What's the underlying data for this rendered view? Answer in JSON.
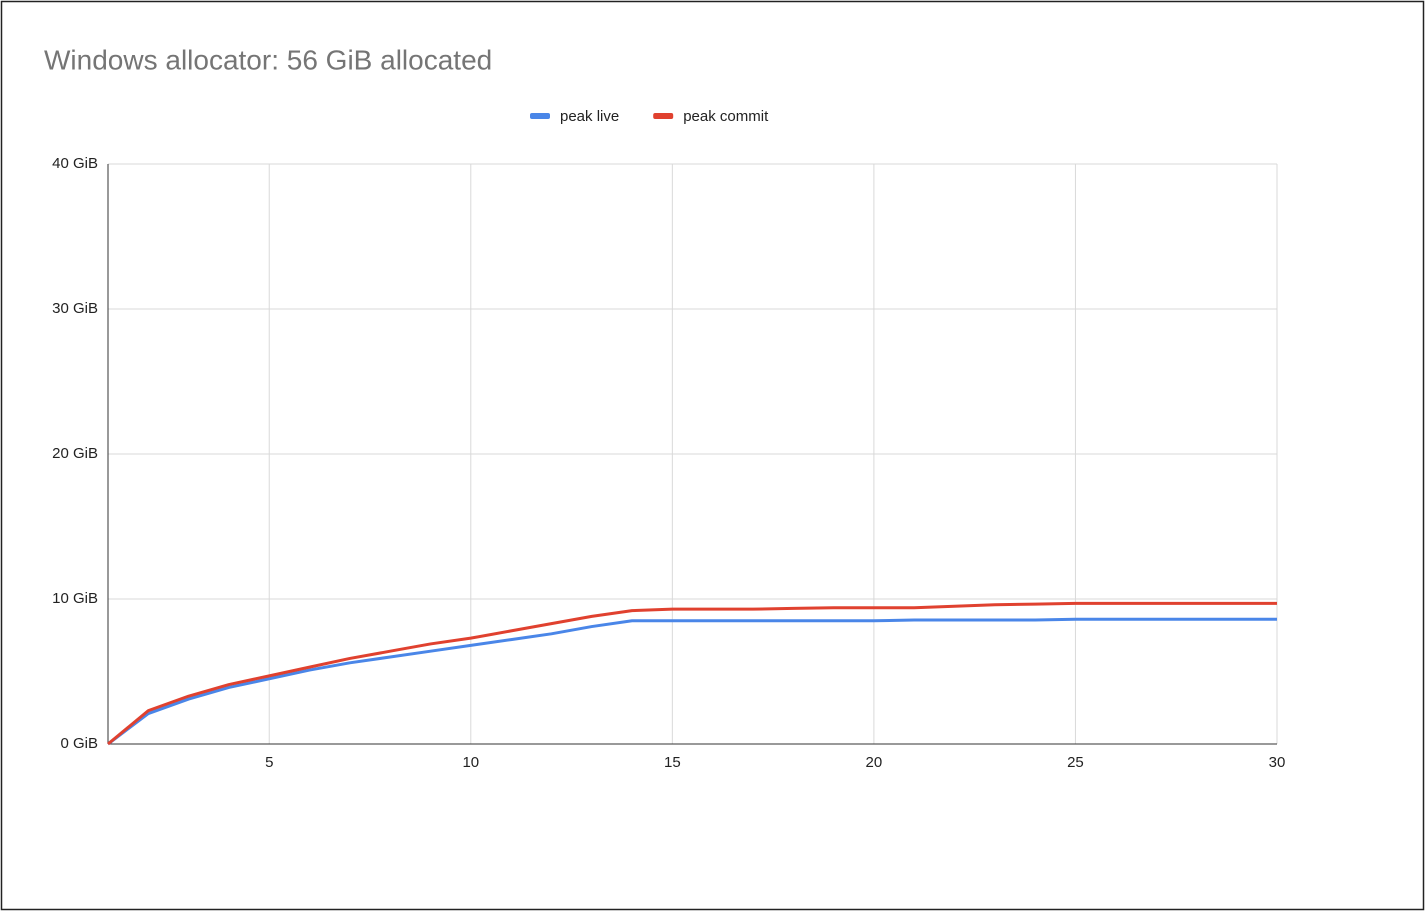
{
  "chart_data": {
    "type": "line",
    "title": "Windows allocator: 56 GiB allocated",
    "x": [
      1,
      2,
      3,
      4,
      5,
      6,
      7,
      8,
      9,
      10,
      11,
      12,
      13,
      14,
      15,
      16,
      17,
      18,
      19,
      20,
      21,
      22,
      23,
      24,
      25,
      26,
      27,
      28,
      29,
      30
    ],
    "series": [
      {
        "name": "peak live",
        "color": "#4a86e8",
        "values": [
          0,
          2.1,
          3.1,
          3.9,
          4.5,
          5.1,
          5.6,
          6.0,
          6.4,
          6.8,
          7.2,
          7.6,
          8.1,
          8.5,
          8.5,
          8.5,
          8.5,
          8.5,
          8.5,
          8.5,
          8.55,
          8.55,
          8.55,
          8.55,
          8.6,
          8.6,
          8.6,
          8.6,
          8.6,
          8.6
        ]
      },
      {
        "name": "peak commit",
        "color": "#e0412f",
        "values": [
          0,
          2.3,
          3.3,
          4.1,
          4.7,
          5.3,
          5.9,
          6.4,
          6.9,
          7.3,
          7.8,
          8.3,
          8.8,
          9.2,
          9.3,
          9.3,
          9.3,
          9.35,
          9.4,
          9.4,
          9.4,
          9.5,
          9.6,
          9.65,
          9.7,
          9.7,
          9.7,
          9.7,
          9.7,
          9.7
        ]
      }
    ],
    "xlim": [
      1,
      30
    ],
    "xticks": [
      5,
      10,
      15,
      20,
      25,
      30
    ],
    "ylim": [
      0,
      40
    ],
    "yticks": [
      {
        "value": 0,
        "label": "0 GiB"
      },
      {
        "value": 10,
        "label": "10 GiB"
      },
      {
        "value": 20,
        "label": "20 GiB"
      },
      {
        "value": 30,
        "label": "30 GiB"
      },
      {
        "value": 40,
        "label": "40 GiB"
      }
    ],
    "grid": true,
    "legend": "top"
  }
}
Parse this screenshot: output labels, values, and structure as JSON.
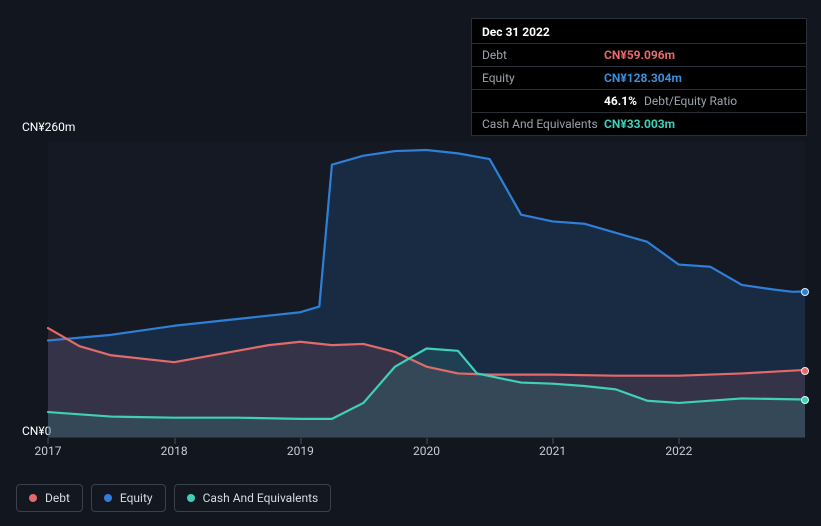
{
  "tooltip": {
    "title": "Dec 31 2022",
    "rows": [
      {
        "label": "Debt",
        "value": "CN¥59.096m",
        "cls": "debt"
      },
      {
        "label": "Equity",
        "value": "CN¥128.304m",
        "cls": "equity"
      },
      {
        "label": "",
        "value": "46.1%",
        "suffix": "Debt/Equity Ratio",
        "cls": ""
      },
      {
        "label": "Cash And Equivalents",
        "value": "CN¥33.003m",
        "cls": "cash"
      }
    ]
  },
  "chart": {
    "type": "area-line",
    "background_color": "#11161f",
    "plot_bg": "rgba(30,37,48,0.25)",
    "grid_color": "#2a2f38",
    "y": {
      "min": 0,
      "max": 260,
      "top_label": "CN¥260m",
      "bottom_label": "CN¥0"
    },
    "x": {
      "min": 2017,
      "max": 2023,
      "ticks": [
        {
          "v": 2017,
          "label": "2017"
        },
        {
          "v": 2018,
          "label": "2018"
        },
        {
          "v": 2019,
          "label": "2019"
        },
        {
          "v": 2020,
          "label": "2020"
        },
        {
          "v": 2021,
          "label": "2021"
        },
        {
          "v": 2022,
          "label": "2022"
        }
      ]
    },
    "series": [
      {
        "name": "Equity",
        "color": "#2f7fd6",
        "fill": "rgba(47,127,214,0.18)",
        "stroke_width": 2.2,
        "points": [
          [
            2017.0,
            85
          ],
          [
            2017.5,
            90
          ],
          [
            2018.0,
            98
          ],
          [
            2018.5,
            104
          ],
          [
            2019.0,
            110
          ],
          [
            2019.15,
            115
          ],
          [
            2019.25,
            240
          ],
          [
            2019.5,
            248
          ],
          [
            2019.75,
            252
          ],
          [
            2020.0,
            253
          ],
          [
            2020.25,
            250
          ],
          [
            2020.5,
            245
          ],
          [
            2020.75,
            196
          ],
          [
            2021.0,
            190
          ],
          [
            2021.25,
            188
          ],
          [
            2021.5,
            180
          ],
          [
            2021.75,
            172
          ],
          [
            2022.0,
            152
          ],
          [
            2022.25,
            150
          ],
          [
            2022.5,
            134
          ],
          [
            2022.75,
            130
          ],
          [
            2022.9,
            128
          ],
          [
            2023.0,
            128.3
          ]
        ]
      },
      {
        "name": "Debt",
        "color": "#e26a6a",
        "fill": "rgba(226,106,106,0.14)",
        "stroke_width": 2.2,
        "points": [
          [
            2017.0,
            96
          ],
          [
            2017.25,
            80
          ],
          [
            2017.5,
            72
          ],
          [
            2018.0,
            66
          ],
          [
            2018.5,
            76
          ],
          [
            2018.75,
            81
          ],
          [
            2019.0,
            84
          ],
          [
            2019.25,
            81
          ],
          [
            2019.5,
            82
          ],
          [
            2019.75,
            75
          ],
          [
            2020.0,
            62
          ],
          [
            2020.25,
            56
          ],
          [
            2020.5,
            55
          ],
          [
            2021.0,
            55
          ],
          [
            2021.5,
            54
          ],
          [
            2022.0,
            54
          ],
          [
            2022.5,
            56
          ],
          [
            2023.0,
            59.1
          ]
        ]
      },
      {
        "name": "Cash And Equivalents",
        "color": "#3fd0b7",
        "fill": "rgba(63,208,183,0.14)",
        "stroke_width": 2.2,
        "points": [
          [
            2017.0,
            22
          ],
          [
            2017.5,
            18
          ],
          [
            2018.0,
            17
          ],
          [
            2018.5,
            17
          ],
          [
            2019.0,
            16
          ],
          [
            2019.25,
            16
          ],
          [
            2019.5,
            30
          ],
          [
            2019.75,
            62
          ],
          [
            2020.0,
            78
          ],
          [
            2020.25,
            76
          ],
          [
            2020.4,
            56
          ],
          [
            2020.75,
            48
          ],
          [
            2021.0,
            47
          ],
          [
            2021.25,
            45
          ],
          [
            2021.5,
            42
          ],
          [
            2021.75,
            32
          ],
          [
            2022.0,
            30
          ],
          [
            2022.5,
            34
          ],
          [
            2023.0,
            33.0
          ]
        ]
      }
    ],
    "legend": [
      {
        "label": "Debt",
        "color": "#e26a6a"
      },
      {
        "label": "Equity",
        "color": "#2f7fd6"
      },
      {
        "label": "Cash And Equivalents",
        "color": "#3fd0b7"
      }
    ],
    "label_fontsize": 12,
    "tick_fontsize": 12
  }
}
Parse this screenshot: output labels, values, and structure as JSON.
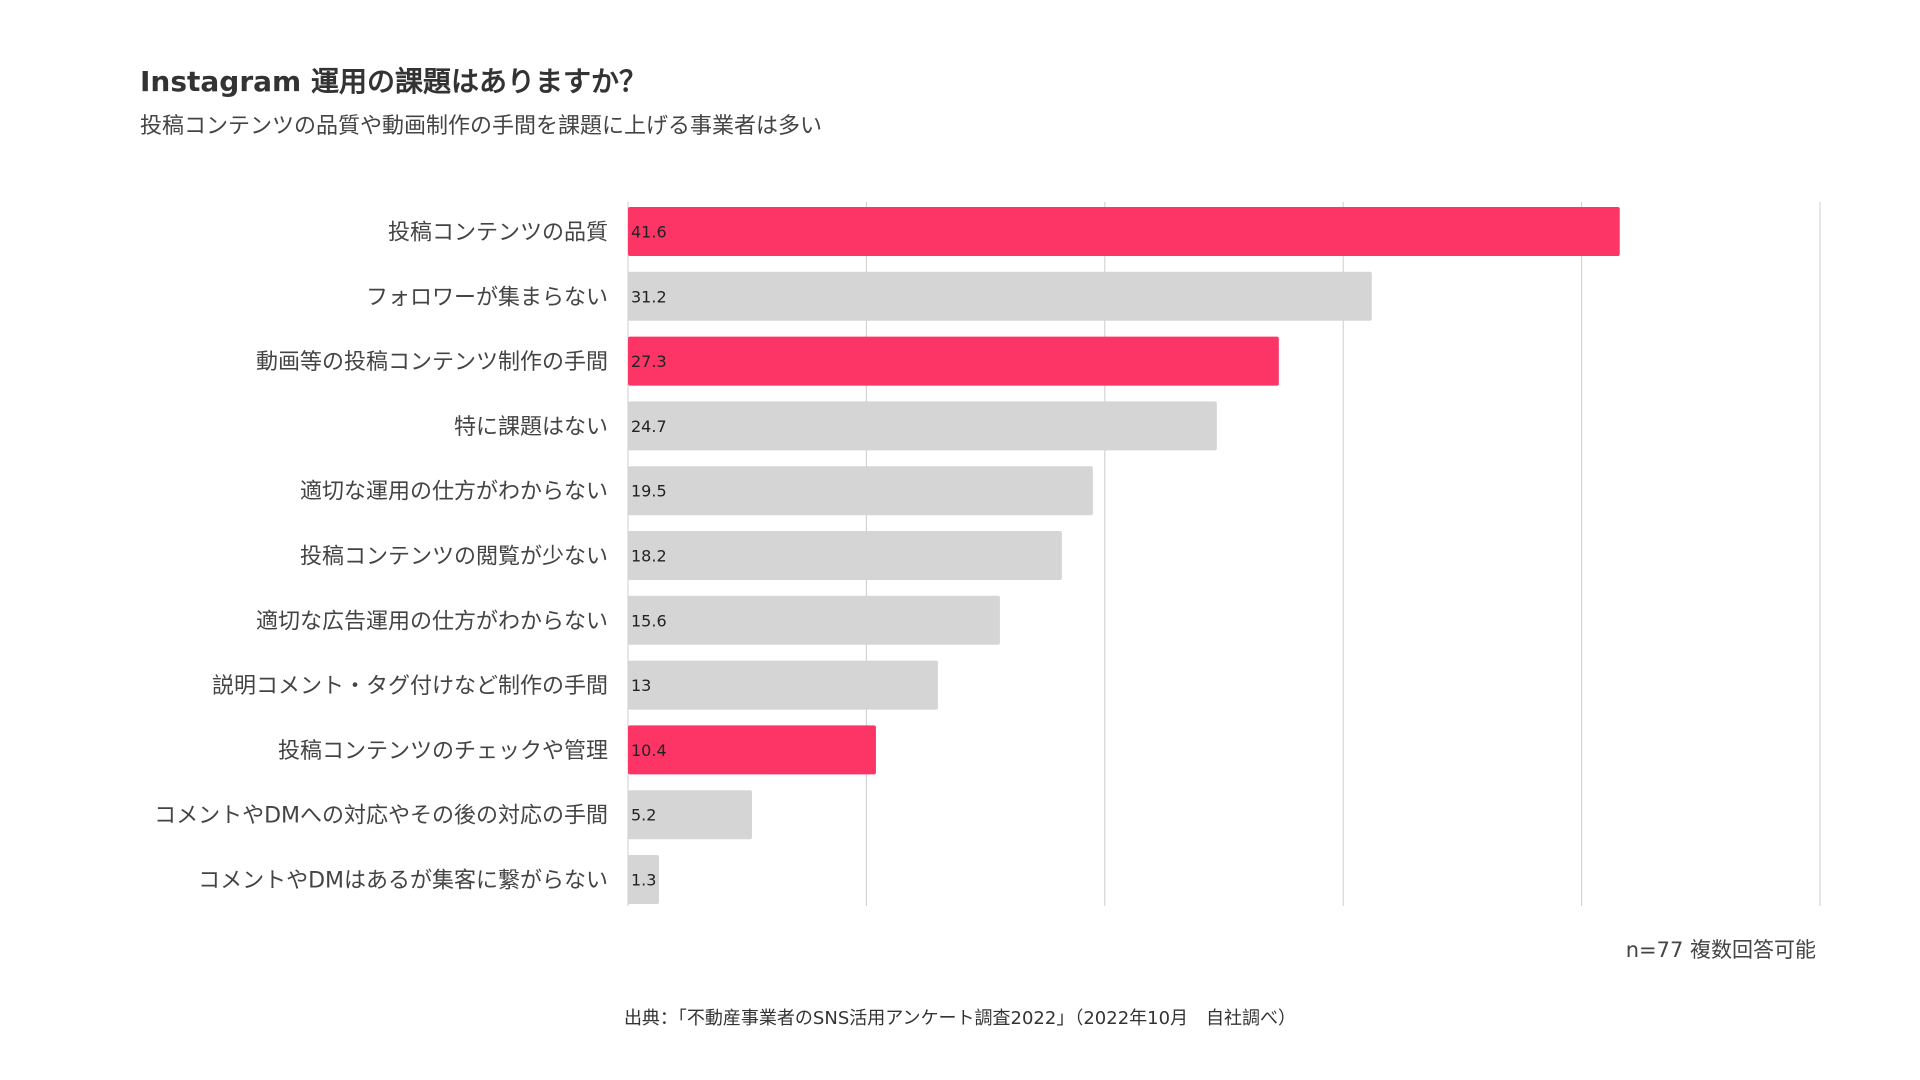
{
  "chart_data": {
    "type": "bar",
    "orientation": "horizontal",
    "title": "Instagram 運用の課題はありますか？",
    "subtitle": "投稿コンテンツの品質や動画制作の手間を課題に上げる事業者は多い",
    "categories": [
      "投稿コンテンツの品質",
      "フォロワーが集まらない",
      "動画等の投稿コンテンツ制作の手間",
      "特に課題はない",
      "適切な運用の仕方がわからない",
      "投稿コンテンツの閲覧が少ない",
      "適切な広告運用の仕方がわからない",
      "説明コメント・タグ付けなど制作の手間",
      "投稿コンテンツのチェックや管理",
      "コメントやDMへの対応やその後の対応の手間",
      "コメントやDMはあるが集客に繋がらない"
    ],
    "values": [
      41.6,
      31.2,
      27.3,
      24.7,
      19.5,
      18.2,
      15.6,
      13,
      10.4,
      5.2,
      1.3
    ],
    "value_labels": [
      "41.6",
      "31.2",
      "27.3",
      "24.7",
      "19.5",
      "18.2",
      "15.6",
      "13",
      "10.4",
      "5.2",
      "1.3"
    ],
    "highlighted": [
      true,
      false,
      true,
      false,
      false,
      false,
      false,
      false,
      true,
      false,
      false
    ],
    "xlim": [
      0,
      50
    ],
    "grid": true,
    "colors": {
      "highlight": "#fd3567",
      "default": "#d5d5d5",
      "grid": "#cccccc"
    }
  },
  "note": "n=77 複数回答可能",
  "source": "出典：「不動産事業者のSNS活用アンケート調査2022」（2022年10月　自社調べ）"
}
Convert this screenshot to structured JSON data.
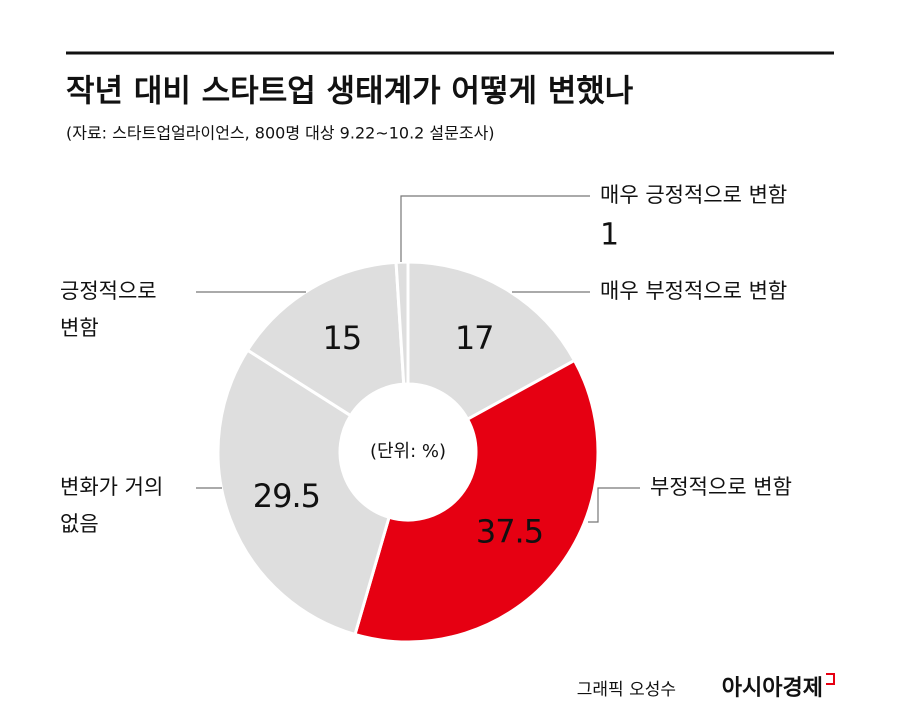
{
  "chart_data": {
    "type": "donut",
    "title": "작년 대비 스타트업 생태계가 어떻게 변했나",
    "subtitle": "(자료: 스타트업얼라이언스, 800명 대상 9.22~10.2 설문조사)",
    "center_label": "(단위: %)",
    "categories": [
      "매우 부정적으로 변함",
      "부정적으로 변함",
      "변화가 거의 없음",
      "긍정적으로 변함",
      "매우 긍정적으로 변함"
    ],
    "values": [
      17,
      37.5,
      29.5,
      15,
      1
    ],
    "colors": [
      "#dedede",
      "#e60012",
      "#dedede",
      "#dedede",
      "#dedede"
    ],
    "label_colors": [
      "#111111",
      "#ffffff",
      "#111111",
      "#111111",
      "#111111"
    ],
    "credit": "그래픽 오성수",
    "publisher": "아시아경제"
  }
}
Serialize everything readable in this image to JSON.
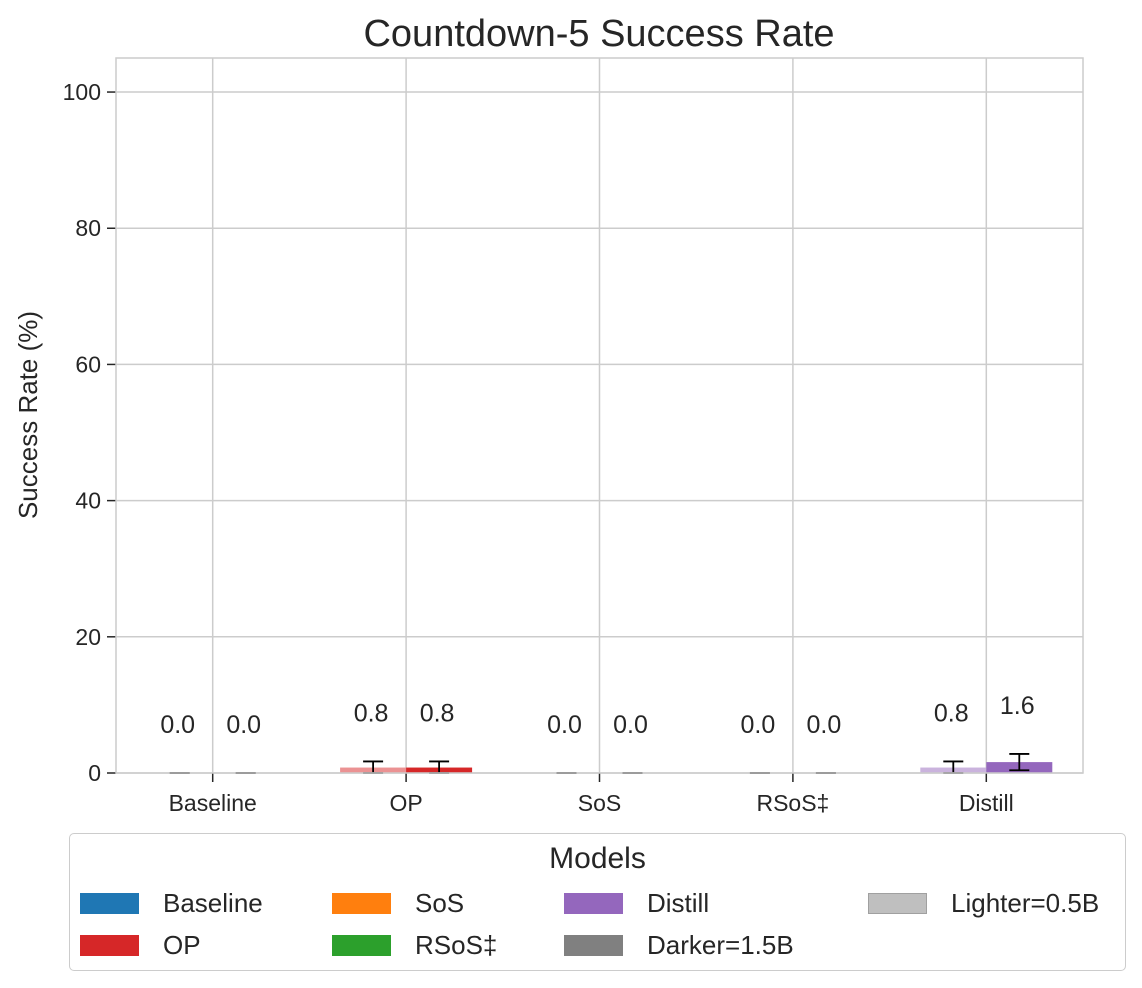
{
  "chart_data": {
    "type": "bar",
    "title": "Countdown-5 Success Rate",
    "xlabel": "",
    "ylabel": "Success Rate (%)",
    "ylim": [
      0,
      105
    ],
    "yticks": [
      "0",
      "20",
      "40",
      "60",
      "80",
      "100"
    ],
    "grid": true,
    "categories": [
      "Baseline",
      "OP",
      "SoS",
      "RSoS‡",
      "Distill"
    ],
    "series": [
      {
        "name": "0.5B",
        "values": [
          0.0,
          0.8,
          0.0,
          0.0,
          0.8
        ],
        "errors": [
          0.0,
          0.9,
          0.0,
          0.0,
          0.9
        ],
        "labels": [
          "0.0",
          "0.8",
          "0.0",
          "0.0",
          "0.8"
        ],
        "colors": [
          "#8fbbd9",
          "#eb9293",
          "#ffbf86",
          "#95cf95",
          "#cab3dd"
        ]
      },
      {
        "name": "1.5B",
        "values": [
          0.0,
          0.8,
          0.0,
          0.0,
          1.6
        ],
        "errors": [
          0.0,
          0.9,
          0.0,
          0.0,
          1.2
        ],
        "labels": [
          "0.0",
          "0.8",
          "0.0",
          "0.0",
          "1.6"
        ],
        "colors": [
          "#1f77b4",
          "#d62728",
          "#ff7f0e",
          "#2ca02c",
          "#9467bd"
        ]
      }
    ],
    "legend": {
      "title": "Models",
      "placement": "bottom",
      "entries": [
        {
          "label": "Baseline",
          "color": "#1f77b4"
        },
        {
          "label": "OP",
          "color": "#d62728"
        },
        {
          "label": "SoS",
          "color": "#ff7f0e"
        },
        {
          "label": "RSoS‡",
          "color": "#2ca02c"
        },
        {
          "label": "Distill",
          "color": "#9467bd"
        },
        {
          "label": "Darker=1.5B",
          "color": "#808080"
        },
        {
          "label": "Lighter=0.5B",
          "color": "#bfbfbf"
        }
      ]
    }
  }
}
----------------
**Given problem:** Give the number of lines in the listing above that hold the string "JSON", with nothing else.

**Exercise response:** 5